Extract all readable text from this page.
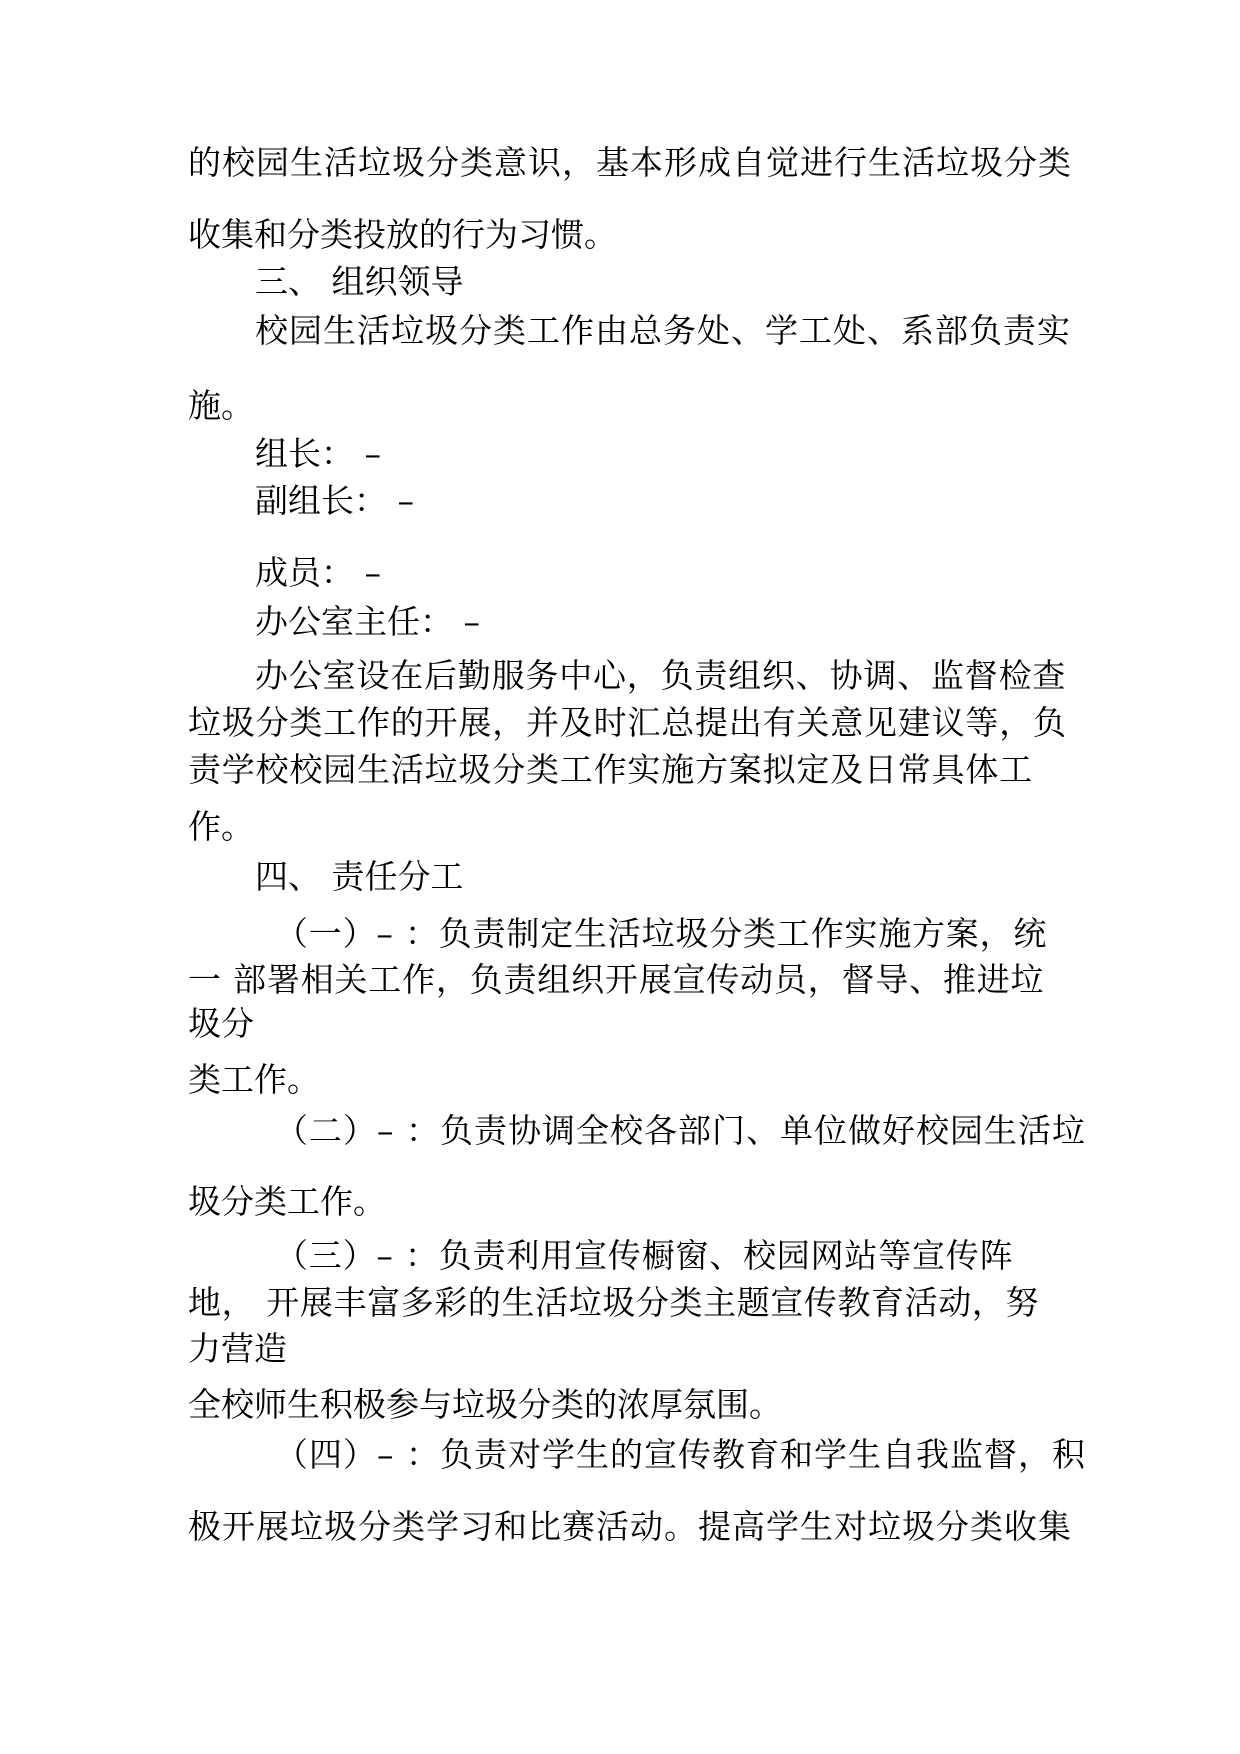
的校园生活垃圾分类意识，基本形成自觉进行生活垃圾分类
收集和分类投放的行为习惯。
三、 组织领导
校园生活垃圾分类工作由总务处、学工处、系部负责实
施。
组长： –
副组长： –
成员： –
办公室主任： –
办公室设在后勤服务中心，负责组织、协调、监督检查
垃圾分类工作的开展，并及时汇总提出有关意见建议等，负
责学校校园生活垃圾分类工作实施方案拟定及日常具体工
作。
四、 责任分工
（一）– ：负责制定生活垃圾分类工作实施方案，统
一 部署相关工作，负责组织开展宣传动员，督导、推进垃
圾分
类工作。
（二）– ：负责协调全校各部门、单位做好校园生活垃
圾分类工作。
（三）– ：负责利用宣传橱窗、校园网站等宣传阵
地， 开展丰富多彩的生活垃圾分类主题宣传教育活动，努
力营造
全校师生积极参与垃圾分类的浓厚氛围。
（四）– ：负责对学生的宣传教育和学生自我监督，积
极开展垃圾分类学习和比赛活动。提高学生对垃圾分类收集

___

= TASK PROMPT =
The records shown above are to be repeated exactly, with the pictures left out.

= FINAL RESULT =
Extract all readable text from this page.
的校园生活垃圾分类意识，基本形成自觉进行生活垃圾分类
收集和分类投放的行为习惯。
三、 组织领导
校园生活垃圾分类工作由总务处、学工处、系部负责实
施。
组长： –
副组长： –
成员： –
办公室主任： –
办公室设在后勤服务中心，负责组织、协调、监督检查
垃圾分类工作的开展，并及时汇总提出有关意见建议等，负
责学校校园生活垃圾分类工作实施方案拟定及日常具体工
作。
四、 责任分工
（一）– ：负责制定生活垃圾分类工作实施方案，统
一 部署相关工作，负责组织开展宣传动员，督导、推进垃
圾分
类工作。
（二）– ：负责协调全校各部门、单位做好校园生活垃
圾分类工作。
（三）– ：负责利用宣传橱窗、校园网站等宣传阵
地， 开展丰富多彩的生活垃圾分类主题宣传教育活动，努
力营造
全校师生积极参与垃圾分类的浓厚氛围。
（四）– ：负责对学生的宣传教育和学生自我监督，积
极开展垃圾分类学习和比赛活动。提高学生对垃圾分类收集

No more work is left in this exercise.